*WORK ORDER*
Please copy every line with the string "yoki" from the entries below.

*Entries from a page text dataset*
....
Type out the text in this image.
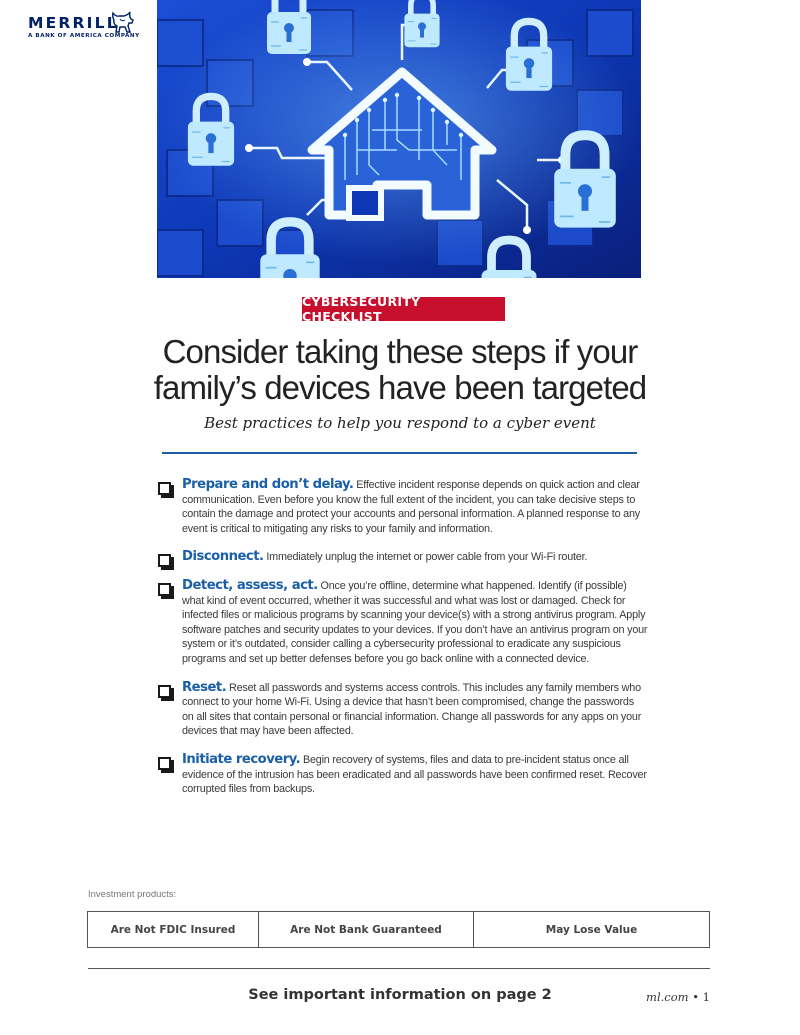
MERRILL
A BANK OF AMERICA COMPANY
CYBERSECURITY CHECKLIST
Consider taking these steps if your
family’s devices have been targeted
Best practices to help you respond to a cyber event
Prepare and don’t delay. Effective incident response depends on quick action and clear communication. Even before you know the full extent of the incident, you can take decisive steps to contain the damage and protect your accounts and personal information. A planned response to any event is critical to mitigating any risks to your family and information.
Disconnect. Immediately unplug the internet or power cable from your Wi-Fi router.
Detect, assess, act. Once you’re offline, determine what happened. Identify (if possible) what kind of event occurred, whether it was successful and what was lost or damaged. Check for infected files or malicious programs by scanning your device(s) with a strong antivirus program. Apply software patches and security updates to your devices. If you don’t have an antivirus program on your system or it’s outdated, consider calling a cybersecurity professional to eradicate any suspicious programs and set up better defenses before you go back online with a connected device.
Reset. Reset all passwords and systems access controls. This includes any family members who connect to your home Wi-Fi. Using a device that hasn’t been compromised, change the passwords on all sites that contain personal or financial information. Change all passwords for any apps on your devices that may have been affected.
Initiate recovery. Begin recovery of systems, files and data to pre-incident status once all evidence of the intrusion has been eradicated and all passwords have been confirmed reset. Recover corrupted files from backups.
Investment products:
Are Not FDIC Insured	Are Not Bank Guaranteed	May Lose Value
See important information on page 2	ml.com • 1
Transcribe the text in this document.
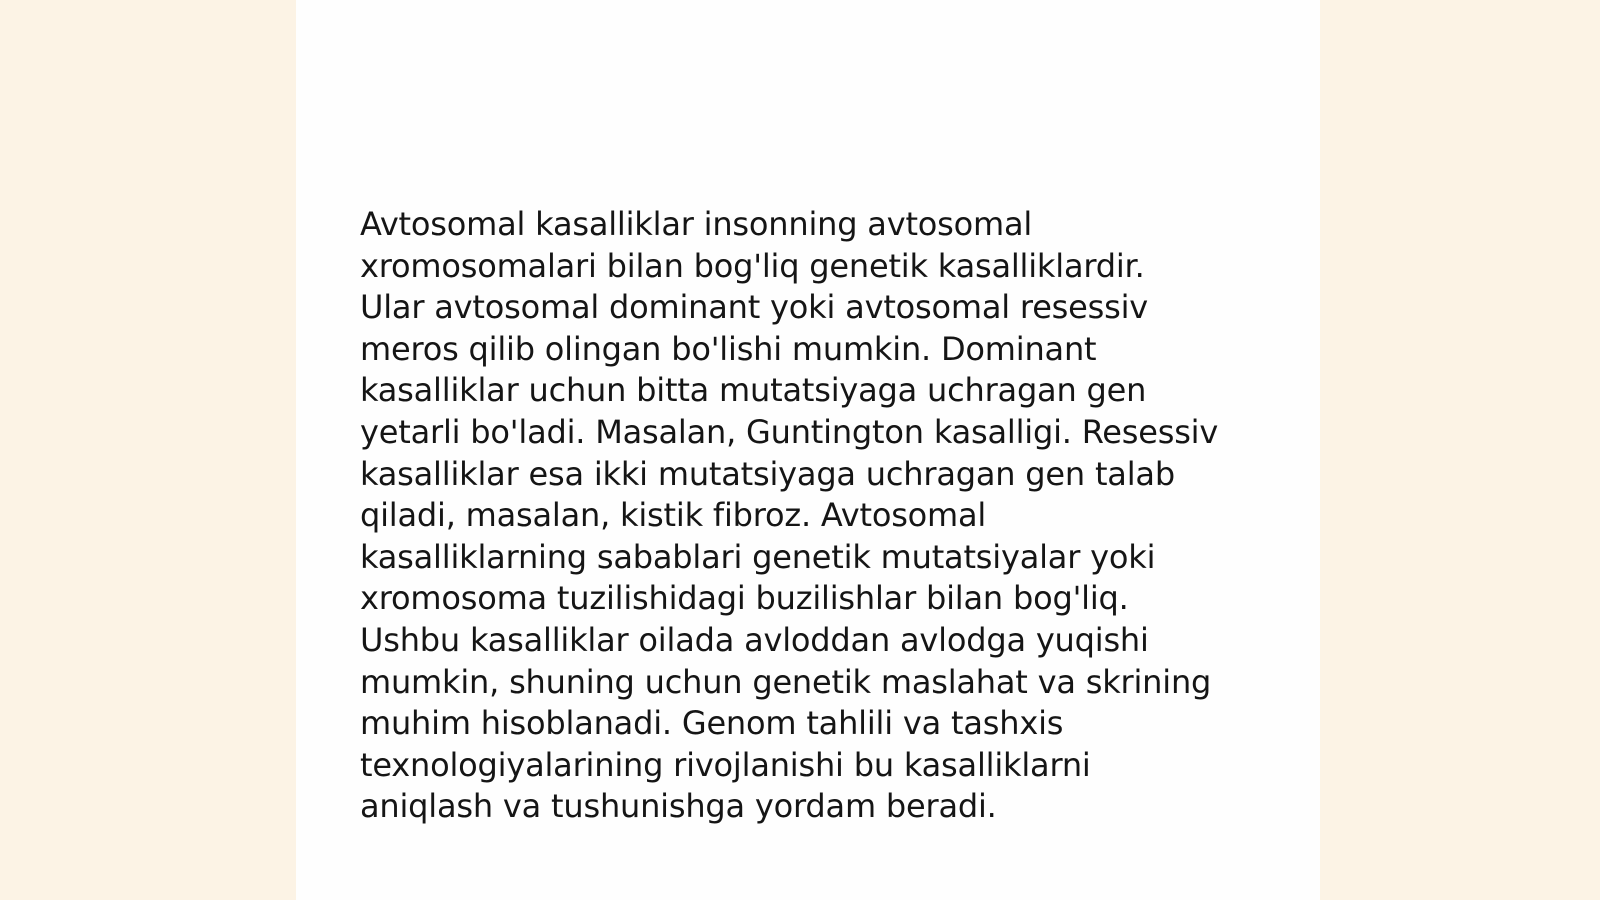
Avtosomal kasalliklar insonning avtosomal
xromosomalari bilan bog'liq genetik kasalliklardir.
Ular avtosomal dominant yoki avtosomal resessiv
meros qilib olingan bo'lishi mumkin. Dominant
kasalliklar uchun bitta mutatsiyaga uchragan gen
yetarli bo'ladi. Masalan, Guntington kasalligi. Resessiv
kasalliklar esa ikki mutatsiyaga uchragan gen talab
qiladi, masalan, kistik fibroz. Avtosomal
kasalliklarning sabablari genetik mutatsiyalar yoki
xromosoma tuzilishidagi buzilishlar bilan bog'liq.
Ushbu kasalliklar oilada avloddan avlodga yuqishi
mumkin, shuning uchun genetik maslahat va skrining
muhim hisoblanadi. Genom tahlili va tashxis
texnologiyalarining rivojlanishi bu kasalliklarni
aniqlash va tushunishga yordam beradi.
....
*THE ANSWER*
Ular avtosomal dominant yoki avtosomal resessiv
kasalliklarning sabablari genetik mutatsiyalar yoki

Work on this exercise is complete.